--- BEGIN Material for this task ---

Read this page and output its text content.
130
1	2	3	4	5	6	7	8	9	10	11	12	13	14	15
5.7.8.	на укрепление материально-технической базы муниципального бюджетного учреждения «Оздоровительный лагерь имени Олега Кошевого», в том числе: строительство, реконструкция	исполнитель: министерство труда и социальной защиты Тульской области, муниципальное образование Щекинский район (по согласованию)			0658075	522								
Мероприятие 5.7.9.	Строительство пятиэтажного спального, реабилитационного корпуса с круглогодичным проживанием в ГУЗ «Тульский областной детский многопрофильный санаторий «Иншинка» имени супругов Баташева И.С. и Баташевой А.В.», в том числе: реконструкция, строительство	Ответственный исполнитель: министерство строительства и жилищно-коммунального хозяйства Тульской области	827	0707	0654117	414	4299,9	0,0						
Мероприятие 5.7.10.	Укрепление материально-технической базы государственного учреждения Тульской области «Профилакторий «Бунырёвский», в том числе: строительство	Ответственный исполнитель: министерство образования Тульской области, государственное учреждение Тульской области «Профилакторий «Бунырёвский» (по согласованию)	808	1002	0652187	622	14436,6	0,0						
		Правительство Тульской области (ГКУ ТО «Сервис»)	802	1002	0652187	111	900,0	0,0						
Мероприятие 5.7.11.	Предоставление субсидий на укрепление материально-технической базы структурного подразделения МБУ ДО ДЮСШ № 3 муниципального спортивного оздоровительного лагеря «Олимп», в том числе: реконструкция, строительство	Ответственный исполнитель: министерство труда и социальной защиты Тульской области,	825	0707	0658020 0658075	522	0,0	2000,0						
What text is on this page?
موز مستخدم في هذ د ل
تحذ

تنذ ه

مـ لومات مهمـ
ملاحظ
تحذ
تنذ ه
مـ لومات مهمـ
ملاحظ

--- END Material for this task ---

§ **Task**
Read the entries and pick out all lines that include the word "материально".

§ **Task solution**
5.7.8.	на укрепление материально-технической базы муниципального бюджетного учреждения «Оздоровительный лагерь имени Олега Кошевого», в том числе: строительство, реконструкция	исполнитель: министерство труда и социальной защиты Тульской области, муниципальное образование Щекинский район (по согласованию)			0658075	522								
Мероприятие 5.7.10.	Укрепление материально-технической базы государственного учреждения Тульской области «Профилакторий «Бунырёвский», в том числе: строительство	Ответственный исполнитель: министерство образования Тульской области, государственное учреждение Тульской области «Профилакторий «Бунырёвский» (по согласованию)	808	1002	0652187	622	14436,6	0,0						
Мероприятие 5.7.11.	Предоставление субсидий на укрепление материально-технической базы структурного подразделения МБУ ДО ДЮСШ № 3 муниципального спортивного оздоровительного лагеря «Олимп», в том числе: реконструкция, строительство	Ответственный исполнитель: министерство труда и социальной защиты Тульской области,	825	0707	0658020 0658075	522	0,0	2000,0						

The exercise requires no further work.